## start Extracted data

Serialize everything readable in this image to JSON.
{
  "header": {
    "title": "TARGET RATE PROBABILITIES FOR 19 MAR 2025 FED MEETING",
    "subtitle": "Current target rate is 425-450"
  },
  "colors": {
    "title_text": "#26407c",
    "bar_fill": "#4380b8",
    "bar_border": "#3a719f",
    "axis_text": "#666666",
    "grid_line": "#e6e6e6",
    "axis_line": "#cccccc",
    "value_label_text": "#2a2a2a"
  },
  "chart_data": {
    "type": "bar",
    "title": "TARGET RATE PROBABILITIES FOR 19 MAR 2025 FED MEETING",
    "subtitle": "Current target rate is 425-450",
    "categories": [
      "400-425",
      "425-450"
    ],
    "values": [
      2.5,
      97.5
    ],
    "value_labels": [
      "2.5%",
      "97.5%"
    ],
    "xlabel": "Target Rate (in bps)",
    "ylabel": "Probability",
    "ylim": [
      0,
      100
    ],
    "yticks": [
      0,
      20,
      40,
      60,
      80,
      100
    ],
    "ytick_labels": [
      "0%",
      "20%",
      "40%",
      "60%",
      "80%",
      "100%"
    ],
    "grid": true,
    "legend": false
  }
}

## end Extracted data

The exercise: The records above must be output exactly, in full.

The reply:
Serialize everything readable in this image to JSON.
{
  "header": {
    "title": "TARGET RATE PROBABILITIES FOR 19 MAR 2025 FED MEETING",
    "subtitle": "Current target rate is 425-450"
  },
  "colors": {
    "title_text": "#26407c",
    "bar_fill": "#4380b8",
    "bar_border": "#3a719f",
    "axis_text": "#666666",
    "grid_line": "#e6e6e6",
    "axis_line": "#cccccc",
    "value_label_text": "#2a2a2a"
  },
  "chart_data": {
    "type": "bar",
    "title": "TARGET RATE PROBABILITIES FOR 19 MAR 2025 FED MEETING",
    "subtitle": "Current target rate is 425-450",
    "categories": [
      "400-425",
      "425-450"
    ],
    "values": [
      2.5,
      97.5
    ],
    "value_labels": [
      "2.5%",
      "97.5%"
    ],
    "xlabel": "Target Rate (in bps)",
    "ylabel": "Probability",
    "ylim": [
      0,
      100
    ],
    "yticks": [
      0,
      20,
      40,
      60,
      80,
      100
    ],
    "ytick_labels": [
      "0%",
      "20%",
      "40%",
      "60%",
      "80%",
      "100%"
    ],
    "grid": true,
    "legend": false
  }
}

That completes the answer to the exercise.